- _Exercise prompt_
List every line below containing "ylabel".

- _Raw data_
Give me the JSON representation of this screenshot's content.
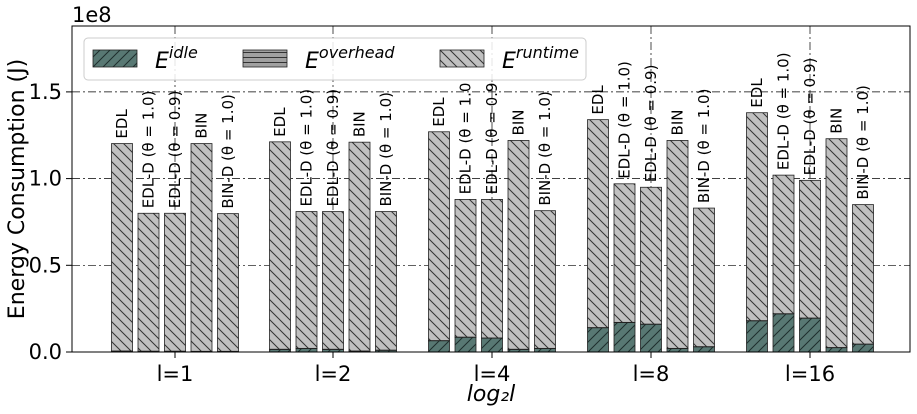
{
  "chart_data": {
    "type": "bar",
    "stacked": true,
    "offset_text": "1e8",
    "xlabel": "log₂l",
    "ylabel": "Energy Consumption (J)",
    "ylim": [
      0,
      1.88
    ],
    "yticks": [
      0.0,
      0.5,
      1.0,
      1.5
    ],
    "ytick_labels": [
      "0.0",
      "0.5",
      "1.0",
      "1.5"
    ],
    "grid": "dash-dot, major y ticks and group centers",
    "legend_position": "top-left",
    "groups": [
      "l=1",
      "l=2",
      "l=4",
      "l=8",
      "l=16"
    ],
    "group_tick_labels": [
      "l=1",
      "l=2",
      "l=4",
      "l=8",
      "l=16"
    ],
    "bar_labels": [
      [
        "EDL",
        "EDL-D (θ = 1.0)",
        "EDL-D (θ = 0.9)",
        "BIN",
        "BIN-D (θ = 1.0)"
      ],
      [
        "EDL",
        "EDL-D (θ = 1.0)",
        "EDL-D (θ = 0.9)",
        "BIN",
        "BIN-D (θ = 1.0)"
      ],
      [
        "EDL",
        "EDL-D (θ = 1.0",
        "EDL-D (θ = 0.9",
        "BIN",
        "BIN-D (θ = 1.0)"
      ],
      [
        "EDL",
        "EDL-D (θ = 1.0)",
        "EDL-D (θ = 0.9)",
        "BIN",
        "BIN-D (θ = 1.0)"
      ],
      [
        "EDL",
        "EDL-D (θ = 1.0)",
        "EDL-D (θ = 0.9)",
        "BIN",
        "BIN-D (θ = 1.0)"
      ]
    ],
    "series": [
      {
        "name": "E^idle",
        "legend_base": "E",
        "legend_sup": "idle",
        "color": "#587873",
        "hatch": "/",
        "values": [
          [
            0.005,
            0.004,
            0.004,
            0.003,
            0.003
          ],
          [
            0.015,
            0.02,
            0.015,
            0.005,
            0.01
          ],
          [
            0.065,
            0.085,
            0.08,
            0.015,
            0.02
          ],
          [
            0.14,
            0.17,
            0.16,
            0.02,
            0.03
          ],
          [
            0.18,
            0.22,
            0.195,
            0.025,
            0.045
          ]
        ]
      },
      {
        "name": "E^overhead",
        "legend_base": "E",
        "legend_sup": "overhead",
        "color": "#a0a0a0",
        "hatch": "-",
        "values": [
          [
            0.001,
            0.001,
            0.001,
            0.001,
            0.001
          ],
          [
            0.001,
            0.001,
            0.001,
            0.001,
            0.001
          ],
          [
            0.001,
            0.001,
            0.001,
            0.001,
            0.001
          ],
          [
            0.001,
            0.001,
            0.001,
            0.001,
            0.001
          ],
          [
            0.001,
            0.001,
            0.001,
            0.001,
            0.001
          ]
        ]
      },
      {
        "name": "E^runtime",
        "legend_base": "E",
        "legend_sup": "runtime",
        "color": "#c0c0c0",
        "hatch": "\\",
        "values": [
          [
            1.196,
            0.795,
            0.795,
            1.198,
            0.794
          ],
          [
            1.196,
            0.789,
            0.794,
            1.204,
            0.799
          ],
          [
            1.204,
            0.794,
            0.799,
            1.204,
            0.794
          ],
          [
            1.199,
            0.799,
            0.789,
            1.199,
            0.799
          ],
          [
            1.199,
            0.799,
            0.794,
            1.204,
            0.804
          ]
        ]
      }
    ]
  }
}
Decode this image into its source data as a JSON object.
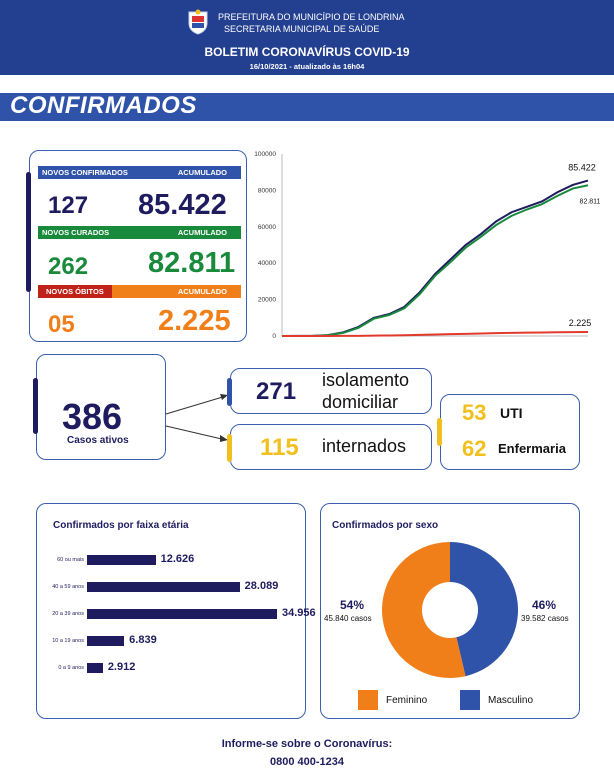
{
  "header": {
    "org_line1": "PREFEITURA DO MUNICÍPIO DE LONDRINA",
    "org_line2": "SECRETARIA MUNICIPAL DE SAÚDE",
    "title": "BOLETIM CORONAVÍRUS COVID-19",
    "date": "16/10/2021 - atualizado às 16h04"
  },
  "section_title": "CONFIRMADOS",
  "summary": {
    "confirmed_label": "NOVOS CONFIRMADOS",
    "confirmed_acc_label": "ACUMULADO",
    "confirmed_new": "127",
    "confirmed_total": "85.422",
    "cured_label": "NOVOS CURADOS",
    "cured_acc_label": "ACUMULADO",
    "cured_new": "262",
    "cured_total": "82.811",
    "deaths_label": "NOVOS ÓBITOS",
    "deaths_acc_label": "ACUMULADO",
    "deaths_new": "05",
    "deaths_total": "2.225"
  },
  "chart_data": [
    {
      "type": "line",
      "title": "",
      "ylim": [
        0,
        100000
      ],
      "yticks": [
        "0",
        "20000",
        "40000",
        "60000",
        "80000",
        "100000"
      ],
      "x": [
        0,
        5,
        10,
        15,
        20,
        25,
        30,
        35,
        40,
        45,
        50,
        55,
        60,
        65,
        70,
        75,
        80,
        85,
        90,
        95,
        100
      ],
      "series": [
        {
          "name": "Confirmados",
          "color": "#1e1c5e",
          "values": [
            0,
            50,
            100,
            500,
            2000,
            5000,
            10000,
            12000,
            16000,
            24000,
            34000,
            42000,
            50000,
            56000,
            63000,
            68000,
            71000,
            74000,
            79000,
            83000,
            85422
          ]
        },
        {
          "name": "Curados",
          "color": "#198a3c",
          "values": [
            0,
            30,
            80,
            400,
            1700,
            4500,
            9500,
            11500,
            15200,
            23000,
            33000,
            40500,
            48500,
            54500,
            61000,
            66000,
            69500,
            72500,
            77000,
            81000,
            82811
          ]
        },
        {
          "name": "Óbitos",
          "color": "#e23a2a",
          "values": [
            0,
            5,
            10,
            20,
            50,
            100,
            200,
            300,
            400,
            600,
            800,
            1000,
            1200,
            1400,
            1600,
            1750,
            1850,
            1950,
            2050,
            2150,
            2225
          ]
        }
      ],
      "end_labels": {
        "confirmados": "85.422",
        "curados": "82.811",
        "obitos": "2.225"
      }
    },
    {
      "type": "bar",
      "title": "Confirmados por faixa etária",
      "categories": [
        "60 ou mais",
        "40 a 59 anos",
        "20 a 39 anos",
        "10 a 19 anos",
        "0 a 9 anos"
      ],
      "values": [
        12626,
        28089,
        34956,
        6839,
        2912
      ],
      "value_labels": [
        "12.626",
        "28.089",
        "34.956",
        "6.839",
        "2.912"
      ]
    },
    {
      "type": "pie",
      "title": "Confirmados por sexo",
      "categories": [
        "Feminino",
        "Masculino"
      ],
      "values": [
        45840,
        39582
      ],
      "percent_labels": [
        "54%",
        "46%"
      ],
      "count_labels": [
        "45.840 casos",
        "39.582 casos"
      ],
      "colors": [
        "#f07f1a",
        "#2f53a8"
      ]
    }
  ],
  "active": {
    "count": "386",
    "label": "Casos ativos",
    "home_count": "271",
    "home_label_1": "isolamento",
    "home_label_2": "domiciliar",
    "hosp_count": "115",
    "hosp_label": "internados",
    "uti_count": "53",
    "uti_label": "UTI",
    "ward_count": "62",
    "ward_label": "Enfermaria"
  },
  "footer": {
    "line1": "Informe-se sobre o Coronavírus:",
    "phone": "0800 400-1234"
  }
}
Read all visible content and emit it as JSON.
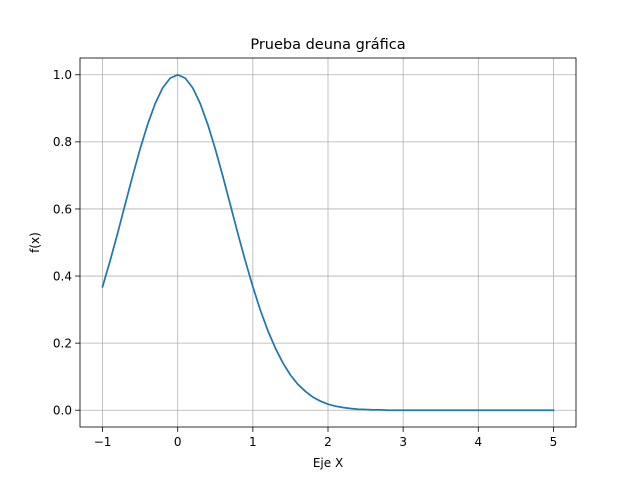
{
  "chart_data": {
    "type": "line",
    "title": "Prueba deuna gráfica",
    "xlabel": "Eje X",
    "ylabel": "f(x)",
    "xlim": [
      -1.3,
      5.3
    ],
    "ylim": [
      -0.05,
      1.05
    ],
    "grid": true,
    "x_ticks": [
      -1,
      0,
      1,
      2,
      3,
      4,
      5
    ],
    "x_tick_labels": [
      "−1",
      "0",
      "1",
      "2",
      "3",
      "4",
      "5"
    ],
    "y_ticks": [
      0.0,
      0.2,
      0.4,
      0.6,
      0.8,
      1.0
    ],
    "y_tick_labels": [
      "0.0",
      "0.2",
      "0.4",
      "0.6",
      "0.8",
      "1.0"
    ],
    "series": [
      {
        "color": "#1f77b4",
        "x": [
          -1.0,
          -0.9,
          -0.8,
          -0.7,
          -0.6,
          -0.5,
          -0.4,
          -0.3,
          -0.2,
          -0.1,
          0.0,
          0.1,
          0.2,
          0.3,
          0.4,
          0.5,
          0.6,
          0.7,
          0.8,
          0.9,
          1.0,
          1.1,
          1.2,
          1.3,
          1.4,
          1.5,
          1.6,
          1.7,
          1.8,
          1.9,
          2.0,
          2.1,
          2.2,
          2.3,
          2.4,
          2.5,
          2.6,
          2.7,
          2.8,
          2.9,
          3.0,
          3.1,
          3.2,
          3.3,
          3.4,
          3.5,
          3.6,
          3.7,
          3.8,
          3.9,
          4.0,
          4.1,
          4.2,
          4.3,
          4.4,
          4.5,
          4.6,
          4.7,
          4.8,
          4.9,
          5.0
        ],
        "y": [
          0.368,
          0.445,
          0.527,
          0.613,
          0.698,
          0.779,
          0.852,
          0.914,
          0.961,
          0.99,
          1.0,
          0.99,
          0.961,
          0.914,
          0.852,
          0.779,
          0.698,
          0.613,
          0.527,
          0.445,
          0.368,
          0.298,
          0.237,
          0.185,
          0.141,
          0.105,
          0.077,
          0.056,
          0.039,
          0.027,
          0.018,
          0.012,
          0.008,
          0.005,
          0.003,
          0.002,
          0.001,
          0.001,
          0.0,
          0.0,
          0.0,
          0.0,
          0.0,
          0.0,
          0.0,
          0.0,
          0.0,
          0.0,
          0.0,
          0.0,
          0.0,
          0.0,
          0.0,
          0.0,
          0.0,
          0.0,
          0.0,
          0.0,
          0.0,
          0.0,
          0.0
        ]
      }
    ]
  }
}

- _Task output_
    "ylabel": "Energy Consumption (J)",
    "ylabel": "f(x)",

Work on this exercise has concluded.